WORK REQUIRED: What is the number of lines containing the word "books"? Please answer with that number and nothing more.

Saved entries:
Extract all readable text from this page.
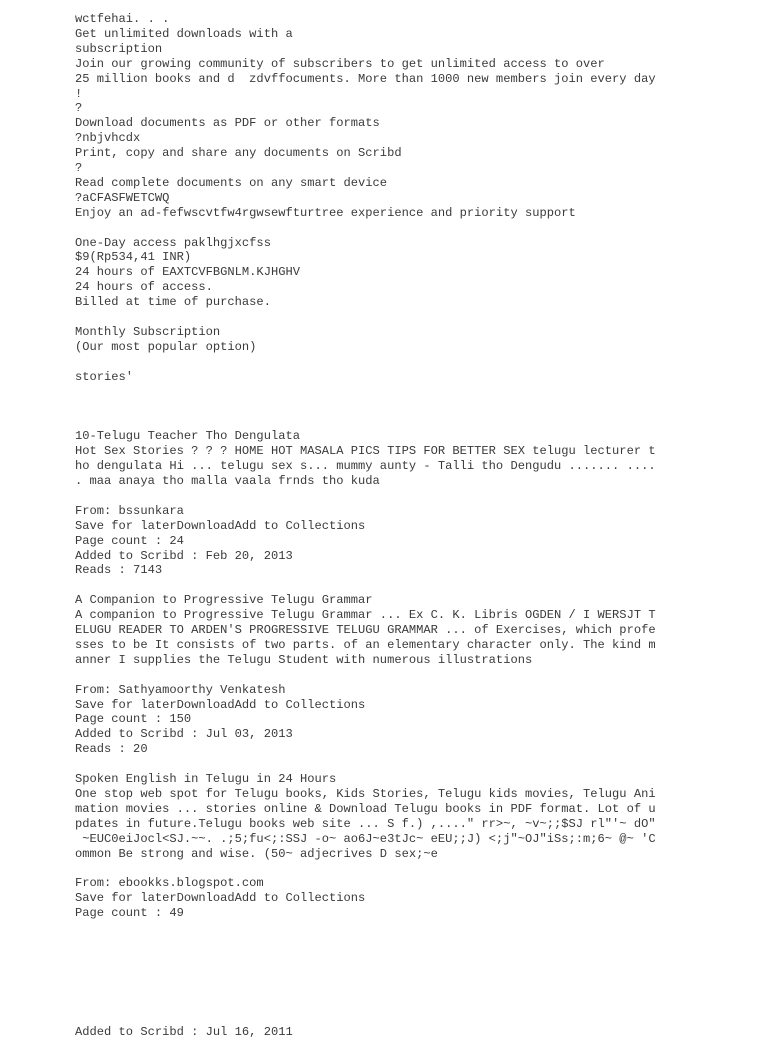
wctfehai. . .
Get unlimited downloads with a
subscription
Join our growing community of subscribers to get unlimited access to over
25 million books and d  zdvffocuments. More than 1000 new members join every day
!
?
Download documents as PDF or other formats
?nbjvhcdx
Print, copy and share any documents on Scribd
?
Read complete documents on any smart device
?aCFASFWETCWQ
Enjoy an ad-fefwscvtfw4rgwsewfturtree experience and priority support
One-Day access paklhgjxcfss
$9(Rp534,41 INR)
24 hours of EAXTCVFBGNLM.KJHGHV
24 hours of access.
Billed at time of purchase.
Monthly Subscription
(Our most popular option)
stories'
10-Telugu Teacher Tho Dengulata
Hot Sex Stories ? ? ? HOME HOT MASALA PICS TIPS FOR BETTER SEX telugu lecturer t
ho dengulata Hi ... telugu sex s... mummy aunty - Talli tho Dengudu ....... ....
. maa anaya tho malla vaala frnds tho kuda
From: bssunkara
Save for laterDownloadAdd to Collections
Page count : 24
Added to Scribd : Feb 20, 2013
Reads : 7143
A Companion to Progressive Telugu Grammar
A companion to Progressive Telugu Grammar ... Ex C. K. Libris OGDEN / I WERSJT T
ELUGU READER TO ARDEN'S PROGRESSIVE TELUGU GRAMMAR ... of Exercises, which profe
sses to be It consists of two parts. of an elementary character only. The kind m
anner I supplies the Telugu Student with numerous illustrations
From: Sathyamoorthy Venkatesh
Save for laterDownloadAdd to Collections
Page count : 150
Added to Scribd : Jul 03, 2013
Reads : 20
Spoken English in Telugu in 24 Hours
One stop web spot for Telugu books, Kids Stories, Telugu kids movies, Telugu Ani
mation movies ... stories online & Download Telugu books in PDF format. Lot of u
pdates in future.Telugu books web site ... S f.) ,...." rr>~, ~v~;;$SJ rl"'~ dO"
~EUC0eiJocl<SJ.~~. .;5;fu<;:SSJ -o~ ao6J~e3tJc~ eEU;;J) <;j"~OJ"iSs;:m;6~ @~ 'C
ommon Be strong and wise. (50~ adjecrives D sex;~e
From: ebookks.blogspot.com
Save for laterDownloadAdd to Collections
Page count : 49
Added to Scribd : Jul 16, 2011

WRITTEN ANSWER: 4